Your goal -
Find every line below that contains the string "panel", matching case exactly, and copy each of those lines.

Data provided -
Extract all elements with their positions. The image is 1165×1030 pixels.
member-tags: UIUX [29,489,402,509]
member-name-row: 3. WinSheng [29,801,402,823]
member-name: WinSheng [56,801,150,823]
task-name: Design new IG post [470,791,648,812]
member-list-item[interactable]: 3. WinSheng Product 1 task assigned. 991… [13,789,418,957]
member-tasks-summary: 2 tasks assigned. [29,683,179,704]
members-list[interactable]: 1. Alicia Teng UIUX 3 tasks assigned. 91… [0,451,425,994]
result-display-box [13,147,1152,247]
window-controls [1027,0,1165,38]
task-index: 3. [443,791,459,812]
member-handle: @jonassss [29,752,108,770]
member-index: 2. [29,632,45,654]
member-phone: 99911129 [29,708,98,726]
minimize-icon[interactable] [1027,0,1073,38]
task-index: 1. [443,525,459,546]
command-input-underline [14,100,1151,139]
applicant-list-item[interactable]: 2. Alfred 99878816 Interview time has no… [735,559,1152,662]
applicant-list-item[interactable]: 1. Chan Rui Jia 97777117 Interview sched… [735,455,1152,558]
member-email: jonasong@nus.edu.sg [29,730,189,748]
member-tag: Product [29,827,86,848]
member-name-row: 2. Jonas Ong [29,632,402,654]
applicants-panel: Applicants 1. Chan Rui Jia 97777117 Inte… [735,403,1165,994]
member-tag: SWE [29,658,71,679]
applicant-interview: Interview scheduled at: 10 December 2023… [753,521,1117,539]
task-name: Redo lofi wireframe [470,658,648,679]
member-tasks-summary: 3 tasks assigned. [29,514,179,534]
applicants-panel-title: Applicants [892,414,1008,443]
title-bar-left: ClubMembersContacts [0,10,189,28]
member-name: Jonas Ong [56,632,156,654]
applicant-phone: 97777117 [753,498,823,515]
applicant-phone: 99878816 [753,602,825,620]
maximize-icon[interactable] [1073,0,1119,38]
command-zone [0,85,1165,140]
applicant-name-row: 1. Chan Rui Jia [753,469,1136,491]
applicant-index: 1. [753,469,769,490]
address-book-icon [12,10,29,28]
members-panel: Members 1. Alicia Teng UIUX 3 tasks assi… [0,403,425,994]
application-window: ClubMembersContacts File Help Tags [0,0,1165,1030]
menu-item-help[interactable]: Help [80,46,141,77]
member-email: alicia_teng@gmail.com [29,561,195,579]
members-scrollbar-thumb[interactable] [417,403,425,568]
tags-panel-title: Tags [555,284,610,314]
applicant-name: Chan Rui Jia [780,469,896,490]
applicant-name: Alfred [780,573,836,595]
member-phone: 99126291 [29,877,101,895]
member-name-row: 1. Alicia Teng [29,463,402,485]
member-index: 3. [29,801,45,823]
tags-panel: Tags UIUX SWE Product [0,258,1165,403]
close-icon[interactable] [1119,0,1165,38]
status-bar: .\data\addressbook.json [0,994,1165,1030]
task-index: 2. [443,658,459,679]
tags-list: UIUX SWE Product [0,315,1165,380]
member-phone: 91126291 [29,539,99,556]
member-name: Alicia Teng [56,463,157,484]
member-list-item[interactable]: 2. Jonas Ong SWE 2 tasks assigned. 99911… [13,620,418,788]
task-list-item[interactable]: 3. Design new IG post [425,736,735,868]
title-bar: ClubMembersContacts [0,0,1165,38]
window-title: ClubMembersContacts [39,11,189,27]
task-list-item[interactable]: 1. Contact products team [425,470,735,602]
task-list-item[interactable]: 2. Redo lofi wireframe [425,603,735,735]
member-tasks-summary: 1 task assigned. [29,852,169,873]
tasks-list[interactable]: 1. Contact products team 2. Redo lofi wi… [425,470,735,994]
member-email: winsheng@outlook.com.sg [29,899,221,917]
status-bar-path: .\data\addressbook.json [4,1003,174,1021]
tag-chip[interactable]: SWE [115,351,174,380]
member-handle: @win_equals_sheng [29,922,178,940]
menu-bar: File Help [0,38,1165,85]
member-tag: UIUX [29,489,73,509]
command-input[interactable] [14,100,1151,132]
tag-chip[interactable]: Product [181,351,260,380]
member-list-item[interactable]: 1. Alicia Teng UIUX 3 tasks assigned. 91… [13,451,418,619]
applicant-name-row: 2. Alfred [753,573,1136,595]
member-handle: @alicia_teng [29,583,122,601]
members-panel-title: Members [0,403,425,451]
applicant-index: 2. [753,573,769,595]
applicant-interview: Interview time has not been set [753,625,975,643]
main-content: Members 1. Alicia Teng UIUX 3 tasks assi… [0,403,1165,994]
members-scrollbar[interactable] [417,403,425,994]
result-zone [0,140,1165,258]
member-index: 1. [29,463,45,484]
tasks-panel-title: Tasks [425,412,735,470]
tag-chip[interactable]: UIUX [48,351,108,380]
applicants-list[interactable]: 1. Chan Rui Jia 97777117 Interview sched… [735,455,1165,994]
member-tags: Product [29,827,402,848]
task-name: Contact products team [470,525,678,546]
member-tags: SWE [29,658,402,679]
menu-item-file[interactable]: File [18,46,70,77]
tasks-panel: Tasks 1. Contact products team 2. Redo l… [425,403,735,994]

Expected answer -
applicants-panel: Applicants 1. Chan Rui Jia 97777117 Inte… [735,403,1165,994]
applicants-panel-title: Applicants [892,414,1008,443]
members-panel: Members 1. Alicia Teng UIUX 3 tasks assi… [0,403,425,994]
tags-panel-title: Tags [555,284,610,314]
tags-panel: Tags UIUX SWE Product [0,258,1165,403]
members-panel-title: Members [0,403,425,451]
tasks-panel-title: Tasks [425,412,735,470]
tasks-panel: Tasks 1. Contact products team 2. Redo l… [425,403,735,994]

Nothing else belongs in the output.